Begin Page extract

Announcer: Trump spoke out about the massacre today, saying the president is afraid to call it an act of Islamic terrorism.
Donald Trump: He won't even use the term "radical Islamic terrorism" which I think is insulting to our country and it's insulting to everybody. And if you don't use the term, if you don't describe what's happening, you're never going to solve the problem.

So like many others, I was curious how he would handle the issue in his speech to the "Arab Islamic American Summit" yesterday in Riyadh.

According the White House's version of his "remarks as prepared for delivery", he was going to go with the somewhat more PC approximation "Islamist extremism and the Islamist terror groups it inspires".

Of course, there is still much work to do.  

That means honestly confronting the crisis of Islamist extremism and the Islamist terror groups it inspires. And it means standing together against the murder of innocent Muslims, the oppression of women, the persecution of Jews, and the slaughter of Christians.

End Page extract
Begin Information supplied

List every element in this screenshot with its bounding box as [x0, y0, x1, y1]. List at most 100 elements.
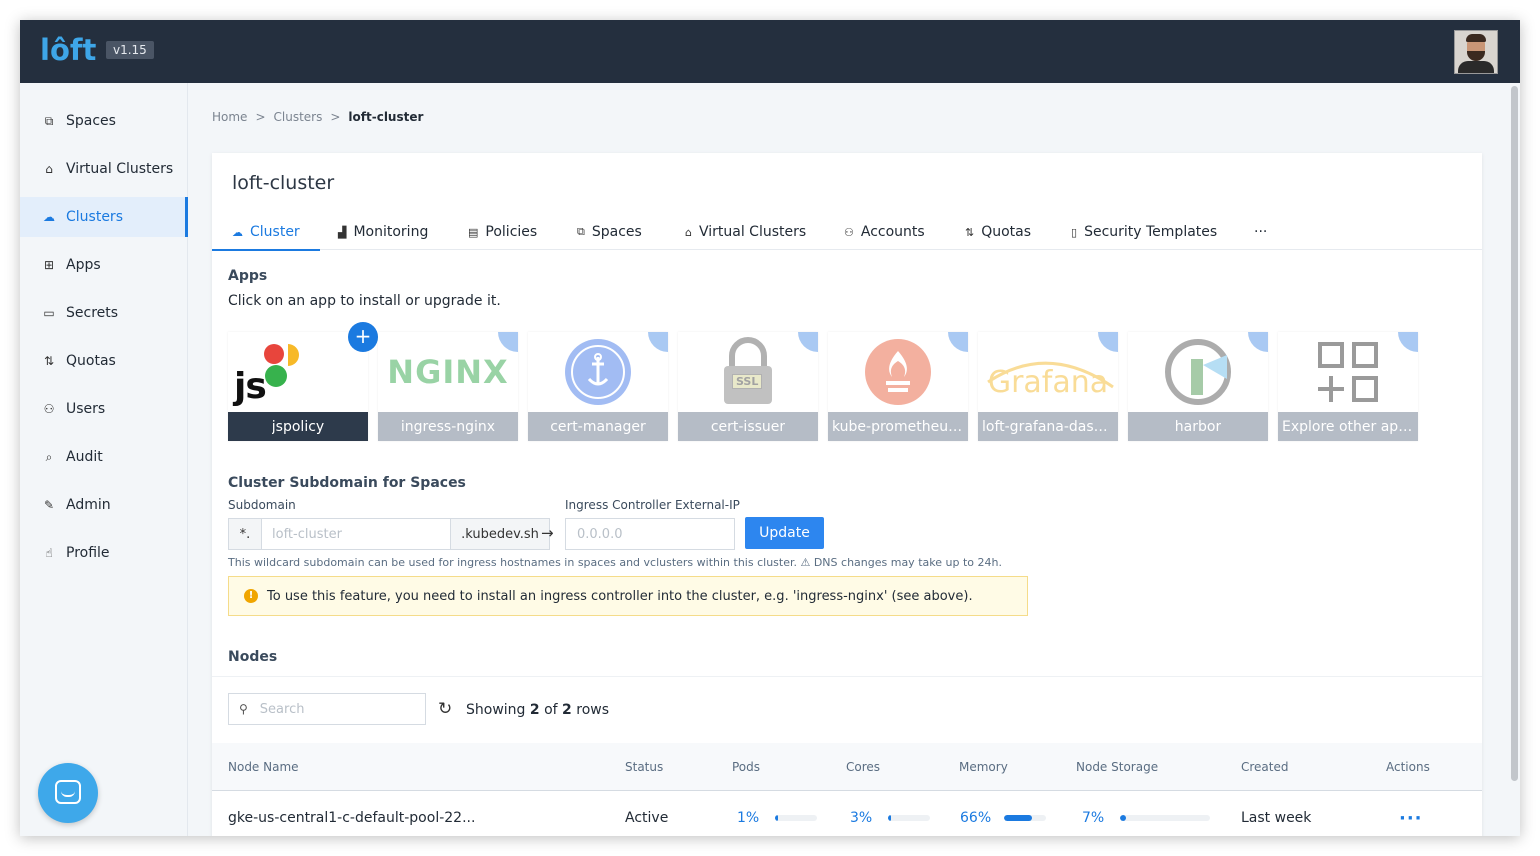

End Information supplied

» Tasks
[1] Rewrite the passage about Trump's Riyadh speech, starting with "So like many" and going on through "slaughter of Christians.", with "Riyadh" replaced by "the Saudi capital".
[2] Answer these questions from the passage about Trump's Riyadh speech:
(a) In what city was the speech to the "Arab Islamic American Summit" given?
(b) What term did Trump say the president won't even use?
(c) Whose version of the "remarks as prepared for delivery" does the passage cite?
[3] Pick up the passage about Trump's Riyadh speech after its last sentence and carry it on.
The lines above have no connection to the passage about Trump's Riyadh speech.

» Expected results
[1]
So like many others, I was curious how he would handle the issue in his speech to the "Arab Islamic American Summit" yesterday in the Saudi capital.

According the White House's version of his "remarks as prepared for delivery", he was going to go with the somewhat more PC approximation "Islamist extremism and the Islamist terror groups it inspires".

Of course, there is still much work to do.  

That means honestly confronting the crisis of Islamist extremism and the Islamist terror groups it inspires. And it means standing together against the murder of innocent Muslims, the oppression of women, the persecution of Jews, and the slaughter of Christians.

[2]
(a) Riyadh
(b) "radical Islamic terrorism"
(c) The White House's

[3]
The idea behind this difference is that "Islamic" ties the underlying ideas and motivations directly to the religion as  a whole, while "Islamist", echoing "fundamentalist", could mean a political ideology claiming a (perhaps false) relationship to an allegedly original version of the religion. President Obama argued against all such terms, while Hilary Clinton preferred "radical Islamism" or "radical jihadist terrorism".

But what Donald Trump actually said was a bit different. He changed "Islamist" to "Islamic", added a reference to "Islamicists", and interpolated a sentence about "what they're doing to inspire":

Of course, there is still much work to be done.
That means honestly confronting the crisis
of Islamic extremism
and the Islamicists and Islamic terror of all kinds.
We must stop what they're doing to inspire
because they do nothing to inspire but kill

and we are having a very profound effect
if you look at what's happened recently.
And it means standing together against the murder of innocent Muslims,
the oppression of women,
the persecution of Druz- Jews,
and the slaughter of Christians.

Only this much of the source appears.